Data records
>>>
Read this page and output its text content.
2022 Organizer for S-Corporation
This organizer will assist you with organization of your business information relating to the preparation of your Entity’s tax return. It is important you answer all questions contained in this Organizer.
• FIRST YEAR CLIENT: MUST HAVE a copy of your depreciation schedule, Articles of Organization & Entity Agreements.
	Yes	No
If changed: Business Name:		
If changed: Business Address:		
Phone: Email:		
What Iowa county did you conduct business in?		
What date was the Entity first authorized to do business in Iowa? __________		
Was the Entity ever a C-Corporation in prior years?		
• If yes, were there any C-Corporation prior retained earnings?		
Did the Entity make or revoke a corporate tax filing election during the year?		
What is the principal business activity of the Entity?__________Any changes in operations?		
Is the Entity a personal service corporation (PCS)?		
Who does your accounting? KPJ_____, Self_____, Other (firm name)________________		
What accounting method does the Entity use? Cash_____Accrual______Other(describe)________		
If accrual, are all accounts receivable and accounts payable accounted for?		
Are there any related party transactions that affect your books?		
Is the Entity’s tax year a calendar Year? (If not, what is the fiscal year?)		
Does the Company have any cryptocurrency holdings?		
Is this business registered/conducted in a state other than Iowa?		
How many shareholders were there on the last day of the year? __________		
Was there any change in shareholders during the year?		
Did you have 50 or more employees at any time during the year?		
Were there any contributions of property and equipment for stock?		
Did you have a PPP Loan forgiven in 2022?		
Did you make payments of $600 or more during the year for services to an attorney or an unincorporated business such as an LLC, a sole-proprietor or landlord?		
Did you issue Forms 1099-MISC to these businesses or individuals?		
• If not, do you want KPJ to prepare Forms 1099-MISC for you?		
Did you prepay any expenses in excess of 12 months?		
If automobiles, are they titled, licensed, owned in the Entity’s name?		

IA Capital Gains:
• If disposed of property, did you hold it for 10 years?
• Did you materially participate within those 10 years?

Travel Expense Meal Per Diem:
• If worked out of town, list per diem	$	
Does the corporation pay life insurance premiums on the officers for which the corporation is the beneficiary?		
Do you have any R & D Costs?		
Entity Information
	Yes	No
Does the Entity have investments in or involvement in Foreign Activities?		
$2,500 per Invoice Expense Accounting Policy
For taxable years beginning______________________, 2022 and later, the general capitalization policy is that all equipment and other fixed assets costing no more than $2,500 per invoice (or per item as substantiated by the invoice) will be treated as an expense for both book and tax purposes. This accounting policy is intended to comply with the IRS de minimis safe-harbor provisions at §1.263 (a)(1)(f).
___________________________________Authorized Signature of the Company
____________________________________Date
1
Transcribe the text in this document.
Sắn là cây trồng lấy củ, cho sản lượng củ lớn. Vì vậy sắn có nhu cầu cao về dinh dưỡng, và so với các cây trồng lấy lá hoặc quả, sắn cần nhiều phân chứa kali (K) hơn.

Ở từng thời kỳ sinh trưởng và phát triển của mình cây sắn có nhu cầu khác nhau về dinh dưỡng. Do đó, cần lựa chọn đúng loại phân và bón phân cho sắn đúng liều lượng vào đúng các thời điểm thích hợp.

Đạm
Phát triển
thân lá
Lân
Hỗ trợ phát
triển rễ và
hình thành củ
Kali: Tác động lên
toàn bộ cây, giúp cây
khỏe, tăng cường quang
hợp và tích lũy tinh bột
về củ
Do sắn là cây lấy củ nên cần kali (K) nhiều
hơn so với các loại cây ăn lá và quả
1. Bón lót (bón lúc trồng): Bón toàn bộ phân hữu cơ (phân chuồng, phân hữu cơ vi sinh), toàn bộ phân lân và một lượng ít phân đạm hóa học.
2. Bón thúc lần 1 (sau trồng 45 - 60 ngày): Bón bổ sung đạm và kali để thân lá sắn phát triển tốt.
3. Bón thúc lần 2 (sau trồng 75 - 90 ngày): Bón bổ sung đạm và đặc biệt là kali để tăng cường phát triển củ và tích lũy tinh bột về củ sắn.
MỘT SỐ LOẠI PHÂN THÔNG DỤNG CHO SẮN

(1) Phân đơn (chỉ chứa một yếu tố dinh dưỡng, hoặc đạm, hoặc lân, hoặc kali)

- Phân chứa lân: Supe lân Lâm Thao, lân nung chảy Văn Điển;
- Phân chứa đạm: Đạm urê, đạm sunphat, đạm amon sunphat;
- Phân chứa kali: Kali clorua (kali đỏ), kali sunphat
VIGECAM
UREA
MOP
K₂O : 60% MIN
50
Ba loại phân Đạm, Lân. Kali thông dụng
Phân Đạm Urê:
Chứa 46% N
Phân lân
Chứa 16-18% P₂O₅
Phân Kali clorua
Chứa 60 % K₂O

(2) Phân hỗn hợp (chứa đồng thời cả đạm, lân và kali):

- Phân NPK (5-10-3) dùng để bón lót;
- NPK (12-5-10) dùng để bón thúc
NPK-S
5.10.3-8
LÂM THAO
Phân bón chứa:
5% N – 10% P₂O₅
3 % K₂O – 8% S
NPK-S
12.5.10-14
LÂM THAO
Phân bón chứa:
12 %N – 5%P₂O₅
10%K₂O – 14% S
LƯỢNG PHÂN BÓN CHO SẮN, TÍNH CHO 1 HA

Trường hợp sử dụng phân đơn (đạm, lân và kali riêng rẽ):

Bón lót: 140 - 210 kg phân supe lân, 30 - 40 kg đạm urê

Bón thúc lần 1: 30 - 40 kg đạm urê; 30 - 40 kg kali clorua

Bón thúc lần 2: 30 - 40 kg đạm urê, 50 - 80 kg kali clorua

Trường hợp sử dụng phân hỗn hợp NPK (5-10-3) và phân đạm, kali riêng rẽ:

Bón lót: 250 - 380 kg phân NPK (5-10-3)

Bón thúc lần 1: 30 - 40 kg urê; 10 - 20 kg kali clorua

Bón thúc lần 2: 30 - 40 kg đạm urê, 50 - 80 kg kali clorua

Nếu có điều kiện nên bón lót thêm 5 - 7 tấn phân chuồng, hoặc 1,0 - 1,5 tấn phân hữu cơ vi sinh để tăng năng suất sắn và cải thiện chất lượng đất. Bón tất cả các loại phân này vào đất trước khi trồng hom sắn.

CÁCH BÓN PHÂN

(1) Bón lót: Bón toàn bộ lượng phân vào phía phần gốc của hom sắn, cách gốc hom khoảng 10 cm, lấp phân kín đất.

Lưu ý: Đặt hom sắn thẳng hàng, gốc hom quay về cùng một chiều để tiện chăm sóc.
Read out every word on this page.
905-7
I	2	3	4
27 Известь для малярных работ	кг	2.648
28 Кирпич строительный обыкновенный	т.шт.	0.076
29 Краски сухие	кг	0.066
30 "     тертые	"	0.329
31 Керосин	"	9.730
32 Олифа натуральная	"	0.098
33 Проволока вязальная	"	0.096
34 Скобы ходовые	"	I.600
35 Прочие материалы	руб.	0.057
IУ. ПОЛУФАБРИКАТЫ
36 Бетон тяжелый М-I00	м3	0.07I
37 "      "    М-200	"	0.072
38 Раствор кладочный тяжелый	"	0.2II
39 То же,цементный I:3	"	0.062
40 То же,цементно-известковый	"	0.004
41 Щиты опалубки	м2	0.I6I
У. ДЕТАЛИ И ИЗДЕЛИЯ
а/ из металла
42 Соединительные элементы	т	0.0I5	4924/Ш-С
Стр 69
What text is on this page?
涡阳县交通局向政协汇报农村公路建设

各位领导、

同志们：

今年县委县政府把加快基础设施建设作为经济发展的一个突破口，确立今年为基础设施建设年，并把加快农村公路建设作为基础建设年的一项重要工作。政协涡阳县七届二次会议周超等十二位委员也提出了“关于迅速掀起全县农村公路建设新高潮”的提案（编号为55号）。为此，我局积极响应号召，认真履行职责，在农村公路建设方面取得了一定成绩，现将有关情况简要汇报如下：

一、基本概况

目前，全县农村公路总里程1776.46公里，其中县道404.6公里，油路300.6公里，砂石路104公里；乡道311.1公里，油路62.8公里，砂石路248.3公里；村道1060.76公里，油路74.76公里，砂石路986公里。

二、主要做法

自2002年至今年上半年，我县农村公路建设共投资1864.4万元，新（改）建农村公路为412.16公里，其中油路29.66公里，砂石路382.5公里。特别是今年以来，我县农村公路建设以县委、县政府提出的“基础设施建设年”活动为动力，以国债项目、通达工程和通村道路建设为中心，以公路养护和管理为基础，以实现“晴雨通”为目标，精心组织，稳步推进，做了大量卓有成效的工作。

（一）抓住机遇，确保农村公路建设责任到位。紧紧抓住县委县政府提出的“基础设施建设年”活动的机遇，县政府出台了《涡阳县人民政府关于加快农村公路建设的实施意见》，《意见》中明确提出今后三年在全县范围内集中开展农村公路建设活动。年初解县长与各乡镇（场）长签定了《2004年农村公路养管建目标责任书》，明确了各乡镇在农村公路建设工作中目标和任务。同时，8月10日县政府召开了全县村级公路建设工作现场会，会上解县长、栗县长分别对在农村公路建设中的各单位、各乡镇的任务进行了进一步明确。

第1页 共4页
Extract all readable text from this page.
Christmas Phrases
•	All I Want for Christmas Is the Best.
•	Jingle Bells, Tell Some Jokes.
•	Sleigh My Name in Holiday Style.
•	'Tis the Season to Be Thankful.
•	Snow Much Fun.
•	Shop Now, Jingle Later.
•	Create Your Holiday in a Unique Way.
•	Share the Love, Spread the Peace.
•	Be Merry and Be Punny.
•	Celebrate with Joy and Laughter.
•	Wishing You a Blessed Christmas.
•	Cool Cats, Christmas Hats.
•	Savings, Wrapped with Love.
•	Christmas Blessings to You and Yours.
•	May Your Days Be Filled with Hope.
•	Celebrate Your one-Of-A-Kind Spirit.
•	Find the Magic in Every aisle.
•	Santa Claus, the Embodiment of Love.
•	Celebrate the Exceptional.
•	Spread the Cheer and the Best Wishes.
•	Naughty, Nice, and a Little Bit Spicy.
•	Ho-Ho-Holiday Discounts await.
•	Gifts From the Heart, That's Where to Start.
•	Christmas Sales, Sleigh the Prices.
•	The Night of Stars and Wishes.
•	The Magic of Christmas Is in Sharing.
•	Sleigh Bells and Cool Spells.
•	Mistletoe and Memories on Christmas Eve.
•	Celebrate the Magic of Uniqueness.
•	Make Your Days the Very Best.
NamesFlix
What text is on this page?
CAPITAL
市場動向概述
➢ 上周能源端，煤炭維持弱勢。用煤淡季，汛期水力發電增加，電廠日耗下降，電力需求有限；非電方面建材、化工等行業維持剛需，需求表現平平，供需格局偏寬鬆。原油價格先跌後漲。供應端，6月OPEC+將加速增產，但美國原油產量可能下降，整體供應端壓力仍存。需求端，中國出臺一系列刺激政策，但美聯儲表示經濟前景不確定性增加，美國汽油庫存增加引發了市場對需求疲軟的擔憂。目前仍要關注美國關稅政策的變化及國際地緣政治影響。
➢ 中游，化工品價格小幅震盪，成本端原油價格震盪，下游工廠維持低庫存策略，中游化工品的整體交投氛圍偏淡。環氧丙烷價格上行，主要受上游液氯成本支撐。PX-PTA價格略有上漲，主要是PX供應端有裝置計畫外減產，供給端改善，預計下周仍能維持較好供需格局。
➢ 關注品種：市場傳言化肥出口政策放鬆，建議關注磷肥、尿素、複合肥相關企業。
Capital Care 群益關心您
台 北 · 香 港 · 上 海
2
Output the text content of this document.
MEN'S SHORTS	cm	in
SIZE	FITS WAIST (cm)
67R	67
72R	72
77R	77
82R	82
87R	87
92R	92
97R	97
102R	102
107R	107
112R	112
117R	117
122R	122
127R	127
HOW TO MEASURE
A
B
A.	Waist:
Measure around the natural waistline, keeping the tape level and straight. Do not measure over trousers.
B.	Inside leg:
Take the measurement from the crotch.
<<<
* _What you will do_: Through the last line of the entries above, beginning at the line containing "Output the text content of this document.", transcribe each line exactly, both ends included and nothing more.

* _Task result_:
Output the text content of this document.
MEN'S SHORTS	cm	in
SIZE	FITS WAIST (cm)
67R	67
72R	72
77R	77
82R	82
87R	87
92R	92
97R	97
102R	102
107R	107
112R	112
117R	117
122R	122
127R	127
HOW TO MEASURE
A
B
A.	Waist:
Measure around the natural waistline, keeping the tape level and straight. Do not measure over trousers.
B.	Inside leg:
Take the measurement from the crotch.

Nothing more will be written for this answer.